THE REQUEST:
Put every line of the entries below into a JSON list of strings, one string per line, and leave out any blank lines.

DATA FOR THE TASK:
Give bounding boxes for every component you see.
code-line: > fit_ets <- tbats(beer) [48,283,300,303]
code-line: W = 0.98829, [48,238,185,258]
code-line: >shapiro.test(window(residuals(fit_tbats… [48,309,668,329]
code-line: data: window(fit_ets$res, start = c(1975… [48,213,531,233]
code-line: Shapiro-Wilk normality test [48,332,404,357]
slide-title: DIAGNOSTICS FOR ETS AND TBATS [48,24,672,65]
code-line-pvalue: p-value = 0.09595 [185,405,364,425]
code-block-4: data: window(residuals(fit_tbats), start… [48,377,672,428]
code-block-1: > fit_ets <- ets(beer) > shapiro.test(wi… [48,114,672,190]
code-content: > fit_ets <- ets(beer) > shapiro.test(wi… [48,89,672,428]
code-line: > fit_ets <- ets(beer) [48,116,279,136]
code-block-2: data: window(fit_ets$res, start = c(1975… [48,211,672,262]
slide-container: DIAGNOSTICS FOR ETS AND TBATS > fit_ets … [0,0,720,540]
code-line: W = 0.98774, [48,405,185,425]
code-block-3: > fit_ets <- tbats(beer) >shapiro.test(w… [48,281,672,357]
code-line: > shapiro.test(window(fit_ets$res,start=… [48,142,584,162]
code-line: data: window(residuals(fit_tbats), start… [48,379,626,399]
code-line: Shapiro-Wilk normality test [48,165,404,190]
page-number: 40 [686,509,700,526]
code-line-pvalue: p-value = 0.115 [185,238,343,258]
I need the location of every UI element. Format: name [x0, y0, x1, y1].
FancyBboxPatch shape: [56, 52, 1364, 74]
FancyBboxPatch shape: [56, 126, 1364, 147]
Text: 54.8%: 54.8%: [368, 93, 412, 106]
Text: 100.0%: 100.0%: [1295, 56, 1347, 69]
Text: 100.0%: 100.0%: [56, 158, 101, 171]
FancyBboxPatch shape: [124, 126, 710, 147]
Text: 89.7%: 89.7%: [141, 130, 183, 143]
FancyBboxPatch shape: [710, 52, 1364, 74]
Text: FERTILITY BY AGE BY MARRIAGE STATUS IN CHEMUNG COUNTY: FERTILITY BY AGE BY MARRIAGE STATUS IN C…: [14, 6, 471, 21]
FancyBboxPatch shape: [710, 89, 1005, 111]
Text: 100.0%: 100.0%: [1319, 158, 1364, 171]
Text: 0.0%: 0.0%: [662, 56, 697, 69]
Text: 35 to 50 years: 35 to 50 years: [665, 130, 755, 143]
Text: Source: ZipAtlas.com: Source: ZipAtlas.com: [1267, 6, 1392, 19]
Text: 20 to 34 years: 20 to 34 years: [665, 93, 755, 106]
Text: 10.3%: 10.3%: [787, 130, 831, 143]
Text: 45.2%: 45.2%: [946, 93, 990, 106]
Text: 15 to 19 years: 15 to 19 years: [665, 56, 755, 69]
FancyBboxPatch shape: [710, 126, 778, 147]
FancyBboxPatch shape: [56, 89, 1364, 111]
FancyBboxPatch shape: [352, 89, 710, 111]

ANSWER TO THE TASK:
[
  "Give bounding boxes for every component you see.",
  "code-line: > fit_ets <- tbats(beer) [48,283,300,303]",
  "code-line: W = 0.98829, [48,238,185,258]",
  "code-line: >shapiro.test(window(residuals(fit_tbats… [48,309,668,329]",
  "code-line: data: window(fit_ets$res, start = c(1975… [48,213,531,233]",
  "code-line: Shapiro-Wilk normality test [48,332,404,357]",
  "slide-title: DIAGNOSTICS FOR ETS AND TBATS [48,24,672,65]",
  "code-line-pvalue: p-value = 0.09595 [185,405,364,425]",
  "code-block-4: data: window(residuals(fit_tbats), start… [48,377,672,428]",
  "code-block-1: > fit_ets <- ets(beer) > shapiro.test(wi… [48,114,672,190]",
  "code-content: > fit_ets <- ets(beer) > shapiro.test(wi… [48,89,672,428]",
  "code-line: > fit_ets <- ets(beer) [48,116,279,136]",
  "code-block-2: data: window(fit_ets$res, start = c(1975… [48,211,672,262]",
  "slide-container: DIAGNOSTICS FOR ETS AND TBATS > fit_ets … [0,0,720,540]",
  "code-line: W = 0.98774, [48,405,185,425]",
  "code-block-3: > fit_ets <- tbats(beer) >shapiro.test(w… [48,281,672,357]",
  "code-line: > shapiro.test(window(fit_ets$res,start=… [48,142,584,162]",
  "code-line: data: window(residuals(fit_tbats), start… [48,379,626,399]",
  "code-line: Shapiro-Wilk normality test [48,165,404,190]",
  "page-number: 40 [686,509,700,526]",
  "code-line-pvalue: p-value = 0.115 [185,238,343,258]",
  "I need the location of every UI element. Format: name [x0, y0, x1, y1].",
  "FancyBboxPatch shape: [56, 52, 1364, 74]",
  "FancyBboxPatch shape: [56, 126, 1364, 147]",
  "Text: 54.8%: 54.8%: [368, 93, 412, 106]",
  "Text: 100.0%: 100.0%: [1295, 56, 1347, 69]",
  "Text: 100.0%: 100.0%: [56, 158, 101, 171]",
  "FancyBboxPatch shape: [124, 126, 710, 147]",
  "Text: 89.7%: 89.7%: [141, 130, 183, 143]",
  "FancyBboxPatch shape: [710, 52, 1364, 74]",
  "Text: FERTILITY BY AGE BY MARRIAGE STATUS IN CHEMUNG COUNTY: FERTILITY BY AGE BY MARRIAGE STATUS IN C…: [14, 6, 471, 21]",
  "FancyBboxPatch shape: [710, 89, 1005, 111]",
  "Text: 100.0%: 100.0%: [1319, 158, 1364, 171]",
  "Text: 0.0%: 0.0%: [662, 56, 697, 69]",
  "Text: 35 to 50 years: 35 to 50 years: [665, 130, 755, 143]",
  "Text: Source: ZipAtlas.com: Source: ZipAtlas.com: [1267, 6, 1392, 19]",
  "Text: 20 to 34 years: 20 to 34 years: [665, 93, 755, 106]",
  "Text: 10.3%: 10.3%: [787, 130, 831, 143]",
  "Text: 45.2%: 45.2%: [946, 93, 990, 106]",
  "Text: 15 to 19 years: 15 to 19 years: [665, 56, 755, 69]",
  "FancyBboxPatch shape: [710, 126, 778, 147]",
  "FancyBboxPatch shape: [56, 89, 1364, 111]",
  "FancyBboxPatch shape: [352, 89, 710, 111]"
]